"""

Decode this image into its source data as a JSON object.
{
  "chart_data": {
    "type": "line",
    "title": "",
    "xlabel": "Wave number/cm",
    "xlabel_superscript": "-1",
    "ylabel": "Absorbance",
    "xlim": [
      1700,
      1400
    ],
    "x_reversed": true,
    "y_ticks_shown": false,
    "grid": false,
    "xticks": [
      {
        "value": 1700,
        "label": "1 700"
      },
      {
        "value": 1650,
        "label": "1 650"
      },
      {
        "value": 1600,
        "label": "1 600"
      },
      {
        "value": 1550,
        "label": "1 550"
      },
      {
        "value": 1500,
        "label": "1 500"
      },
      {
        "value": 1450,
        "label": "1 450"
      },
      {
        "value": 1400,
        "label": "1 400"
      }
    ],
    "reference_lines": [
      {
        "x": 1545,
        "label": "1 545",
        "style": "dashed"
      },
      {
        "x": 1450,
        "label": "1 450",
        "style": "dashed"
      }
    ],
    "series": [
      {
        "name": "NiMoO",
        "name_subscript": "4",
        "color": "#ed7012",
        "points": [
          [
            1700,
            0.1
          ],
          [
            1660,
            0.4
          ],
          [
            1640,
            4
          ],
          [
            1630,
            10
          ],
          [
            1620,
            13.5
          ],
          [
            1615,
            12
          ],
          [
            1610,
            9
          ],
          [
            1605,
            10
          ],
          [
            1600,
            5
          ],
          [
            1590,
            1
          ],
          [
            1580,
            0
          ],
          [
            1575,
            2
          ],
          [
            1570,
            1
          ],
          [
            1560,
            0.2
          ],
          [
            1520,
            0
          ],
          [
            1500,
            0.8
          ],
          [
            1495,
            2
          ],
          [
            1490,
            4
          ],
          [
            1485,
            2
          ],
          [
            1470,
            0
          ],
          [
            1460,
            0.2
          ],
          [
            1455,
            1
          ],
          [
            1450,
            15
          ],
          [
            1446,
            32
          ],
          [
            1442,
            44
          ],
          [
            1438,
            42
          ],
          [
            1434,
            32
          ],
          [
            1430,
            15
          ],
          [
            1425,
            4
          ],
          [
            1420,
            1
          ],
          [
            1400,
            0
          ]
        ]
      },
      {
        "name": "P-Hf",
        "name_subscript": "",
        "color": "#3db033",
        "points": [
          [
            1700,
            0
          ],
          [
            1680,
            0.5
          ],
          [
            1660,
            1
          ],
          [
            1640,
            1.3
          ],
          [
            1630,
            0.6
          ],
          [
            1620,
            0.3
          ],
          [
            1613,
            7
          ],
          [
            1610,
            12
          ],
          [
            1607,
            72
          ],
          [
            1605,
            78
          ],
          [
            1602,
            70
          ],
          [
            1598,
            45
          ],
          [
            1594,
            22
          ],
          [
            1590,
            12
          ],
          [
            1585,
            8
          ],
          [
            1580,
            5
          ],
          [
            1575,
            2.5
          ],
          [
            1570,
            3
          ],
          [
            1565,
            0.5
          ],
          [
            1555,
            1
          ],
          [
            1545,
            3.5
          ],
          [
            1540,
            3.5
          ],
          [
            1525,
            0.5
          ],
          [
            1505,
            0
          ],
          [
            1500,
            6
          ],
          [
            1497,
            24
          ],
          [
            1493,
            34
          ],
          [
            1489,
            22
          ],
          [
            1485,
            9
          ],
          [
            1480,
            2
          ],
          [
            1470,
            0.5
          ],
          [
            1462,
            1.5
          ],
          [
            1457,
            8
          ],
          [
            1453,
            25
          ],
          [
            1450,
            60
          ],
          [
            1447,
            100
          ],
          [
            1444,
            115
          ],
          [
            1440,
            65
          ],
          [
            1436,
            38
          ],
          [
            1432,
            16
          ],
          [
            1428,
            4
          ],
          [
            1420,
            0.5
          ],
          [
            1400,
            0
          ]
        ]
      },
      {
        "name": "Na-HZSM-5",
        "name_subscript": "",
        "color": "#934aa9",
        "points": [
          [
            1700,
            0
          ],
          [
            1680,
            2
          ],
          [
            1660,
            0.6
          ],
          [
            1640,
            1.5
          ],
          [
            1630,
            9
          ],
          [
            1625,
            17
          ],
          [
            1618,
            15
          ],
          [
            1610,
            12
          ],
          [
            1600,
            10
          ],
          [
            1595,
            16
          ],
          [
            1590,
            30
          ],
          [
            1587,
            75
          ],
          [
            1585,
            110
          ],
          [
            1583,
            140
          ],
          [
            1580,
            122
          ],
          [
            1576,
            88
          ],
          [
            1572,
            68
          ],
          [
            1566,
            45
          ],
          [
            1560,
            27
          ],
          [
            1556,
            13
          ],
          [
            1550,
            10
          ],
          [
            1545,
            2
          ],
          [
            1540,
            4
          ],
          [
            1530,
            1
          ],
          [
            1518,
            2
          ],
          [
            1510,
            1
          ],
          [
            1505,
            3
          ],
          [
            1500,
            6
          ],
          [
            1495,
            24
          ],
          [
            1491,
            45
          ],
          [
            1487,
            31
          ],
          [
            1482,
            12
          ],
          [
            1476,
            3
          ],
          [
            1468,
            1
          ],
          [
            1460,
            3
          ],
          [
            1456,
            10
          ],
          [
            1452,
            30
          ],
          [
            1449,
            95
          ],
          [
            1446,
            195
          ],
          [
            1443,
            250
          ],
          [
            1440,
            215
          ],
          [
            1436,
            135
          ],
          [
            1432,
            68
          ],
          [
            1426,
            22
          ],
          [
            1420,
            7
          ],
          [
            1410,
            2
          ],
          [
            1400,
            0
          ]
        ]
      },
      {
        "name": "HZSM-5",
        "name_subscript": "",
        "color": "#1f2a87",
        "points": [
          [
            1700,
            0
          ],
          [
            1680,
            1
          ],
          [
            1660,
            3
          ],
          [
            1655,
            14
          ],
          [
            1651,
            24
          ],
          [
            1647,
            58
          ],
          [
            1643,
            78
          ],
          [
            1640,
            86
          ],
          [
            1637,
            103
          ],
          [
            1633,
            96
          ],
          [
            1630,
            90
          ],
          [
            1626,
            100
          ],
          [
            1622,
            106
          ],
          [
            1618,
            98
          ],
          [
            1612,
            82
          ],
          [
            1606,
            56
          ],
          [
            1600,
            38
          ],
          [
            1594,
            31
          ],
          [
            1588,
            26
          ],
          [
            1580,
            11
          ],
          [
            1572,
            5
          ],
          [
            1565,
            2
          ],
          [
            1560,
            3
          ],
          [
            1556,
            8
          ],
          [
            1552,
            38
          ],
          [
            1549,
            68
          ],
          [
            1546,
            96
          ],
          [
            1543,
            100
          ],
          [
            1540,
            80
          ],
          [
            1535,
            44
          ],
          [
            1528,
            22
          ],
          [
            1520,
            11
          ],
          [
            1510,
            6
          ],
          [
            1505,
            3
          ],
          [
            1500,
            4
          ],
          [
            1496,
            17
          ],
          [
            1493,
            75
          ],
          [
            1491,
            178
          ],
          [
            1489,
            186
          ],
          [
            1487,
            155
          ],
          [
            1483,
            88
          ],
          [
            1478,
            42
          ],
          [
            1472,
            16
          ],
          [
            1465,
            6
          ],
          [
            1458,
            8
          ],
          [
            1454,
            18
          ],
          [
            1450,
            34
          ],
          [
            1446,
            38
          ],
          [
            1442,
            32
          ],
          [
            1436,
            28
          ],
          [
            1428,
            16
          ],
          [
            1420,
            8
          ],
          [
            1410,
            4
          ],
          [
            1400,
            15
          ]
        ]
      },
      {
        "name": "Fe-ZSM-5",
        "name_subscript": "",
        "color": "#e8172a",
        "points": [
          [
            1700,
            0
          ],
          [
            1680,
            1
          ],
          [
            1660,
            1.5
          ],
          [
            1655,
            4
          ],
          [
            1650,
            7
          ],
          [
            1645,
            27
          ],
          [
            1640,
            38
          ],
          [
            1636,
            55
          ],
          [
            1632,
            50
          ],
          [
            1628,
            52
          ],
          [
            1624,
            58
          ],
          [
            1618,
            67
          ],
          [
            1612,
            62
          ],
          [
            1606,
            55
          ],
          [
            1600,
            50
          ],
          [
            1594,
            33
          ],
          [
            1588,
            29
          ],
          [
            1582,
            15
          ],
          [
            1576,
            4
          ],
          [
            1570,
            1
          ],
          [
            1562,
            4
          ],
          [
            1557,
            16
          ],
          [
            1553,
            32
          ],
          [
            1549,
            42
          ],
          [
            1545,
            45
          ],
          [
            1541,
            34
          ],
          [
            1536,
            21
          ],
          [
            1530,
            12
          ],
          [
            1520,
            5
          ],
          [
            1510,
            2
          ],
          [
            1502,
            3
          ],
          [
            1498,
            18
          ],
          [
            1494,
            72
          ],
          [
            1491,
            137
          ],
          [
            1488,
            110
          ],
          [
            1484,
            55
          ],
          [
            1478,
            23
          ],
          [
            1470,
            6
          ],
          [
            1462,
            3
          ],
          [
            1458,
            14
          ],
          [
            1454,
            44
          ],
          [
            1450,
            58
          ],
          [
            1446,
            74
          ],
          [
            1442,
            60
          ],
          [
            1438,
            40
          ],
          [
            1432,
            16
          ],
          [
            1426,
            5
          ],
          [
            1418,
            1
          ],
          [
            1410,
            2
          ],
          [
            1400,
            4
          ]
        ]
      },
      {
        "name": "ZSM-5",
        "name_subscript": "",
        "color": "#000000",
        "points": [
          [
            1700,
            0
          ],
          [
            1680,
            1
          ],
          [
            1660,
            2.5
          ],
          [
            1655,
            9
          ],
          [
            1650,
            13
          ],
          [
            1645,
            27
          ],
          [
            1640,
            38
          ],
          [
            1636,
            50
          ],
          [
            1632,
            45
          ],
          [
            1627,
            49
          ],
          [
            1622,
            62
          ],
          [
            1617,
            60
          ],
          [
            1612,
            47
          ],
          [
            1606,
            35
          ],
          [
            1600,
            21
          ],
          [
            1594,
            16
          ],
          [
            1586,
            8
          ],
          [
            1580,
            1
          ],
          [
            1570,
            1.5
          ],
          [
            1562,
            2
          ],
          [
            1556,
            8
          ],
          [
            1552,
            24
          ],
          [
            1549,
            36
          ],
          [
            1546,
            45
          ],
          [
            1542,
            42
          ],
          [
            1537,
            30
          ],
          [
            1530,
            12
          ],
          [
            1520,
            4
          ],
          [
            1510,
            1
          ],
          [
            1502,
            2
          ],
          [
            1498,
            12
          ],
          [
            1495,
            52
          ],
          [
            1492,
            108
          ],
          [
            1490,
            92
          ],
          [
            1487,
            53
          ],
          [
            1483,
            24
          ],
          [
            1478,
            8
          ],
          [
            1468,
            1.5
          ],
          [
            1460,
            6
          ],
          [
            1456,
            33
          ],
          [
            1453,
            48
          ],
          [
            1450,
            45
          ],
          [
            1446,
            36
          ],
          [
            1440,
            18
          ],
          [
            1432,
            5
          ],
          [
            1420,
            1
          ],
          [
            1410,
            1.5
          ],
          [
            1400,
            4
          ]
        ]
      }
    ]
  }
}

"""

Of the lines in the data, how many hold the string "color"? State the number, nothing else.

6